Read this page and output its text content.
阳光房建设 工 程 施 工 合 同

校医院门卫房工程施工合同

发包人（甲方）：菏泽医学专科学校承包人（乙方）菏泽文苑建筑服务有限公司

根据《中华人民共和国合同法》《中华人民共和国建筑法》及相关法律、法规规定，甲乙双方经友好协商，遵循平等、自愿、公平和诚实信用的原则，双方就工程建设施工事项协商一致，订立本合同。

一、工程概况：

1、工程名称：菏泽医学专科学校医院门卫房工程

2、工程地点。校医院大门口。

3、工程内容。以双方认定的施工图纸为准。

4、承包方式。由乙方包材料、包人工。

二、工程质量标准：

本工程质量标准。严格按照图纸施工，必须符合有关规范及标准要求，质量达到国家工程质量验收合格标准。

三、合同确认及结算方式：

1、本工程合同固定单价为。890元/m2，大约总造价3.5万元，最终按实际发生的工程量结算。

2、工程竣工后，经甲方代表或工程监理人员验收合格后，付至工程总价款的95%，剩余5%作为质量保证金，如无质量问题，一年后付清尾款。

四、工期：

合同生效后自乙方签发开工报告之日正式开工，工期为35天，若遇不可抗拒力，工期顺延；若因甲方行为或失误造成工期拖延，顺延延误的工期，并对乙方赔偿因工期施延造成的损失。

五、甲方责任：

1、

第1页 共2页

(DIRECTIONS):
Retype the listing above in full, with no alterations.

(TASK RESPONSE):
Read this page and output its text content.
阳光房建设 工 程 施 工 合 同

校医院门卫房工程施工合同

发包人（甲方）：菏泽医学专科学校承包人（乙方）菏泽文苑建筑服务有限公司

根据《中华人民共和国合同法》《中华人民共和国建筑法》及相关法律、法规规定，甲乙双方经友好协商，遵循平等、自愿、公平和诚实信用的原则，双方就工程建设施工事项协商一致，订立本合同。

一、工程概况：

1、工程名称：菏泽医学专科学校医院门卫房工程

2、工程地点。校医院大门口。

3、工程内容。以双方认定的施工图纸为准。

4、承包方式。由乙方包材料、包人工。

二、工程质量标准：

本工程质量标准。严格按照图纸施工，必须符合有关规范及标准要求，质量达到国家工程质量验收合格标准。

三、合同确认及结算方式：

1、本工程合同固定单价为。890元/m2，大约总造价3.5万元，最终按实际发生的工程量结算。

2、工程竣工后，经甲方代表或工程监理人员验收合格后，付至工程总价款的95%，剩余5%作为质量保证金，如无质量问题，一年后付清尾款。

四、工期：

合同生效后自乙方签发开工报告之日正式开工，工期为35天，若遇不可抗拒力，工期顺延；若因甲方行为或失误造成工期拖延，顺延延误的工期，并对乙方赔偿因工期施延造成的损失。

五、甲方责任：

1、

第1页 共2页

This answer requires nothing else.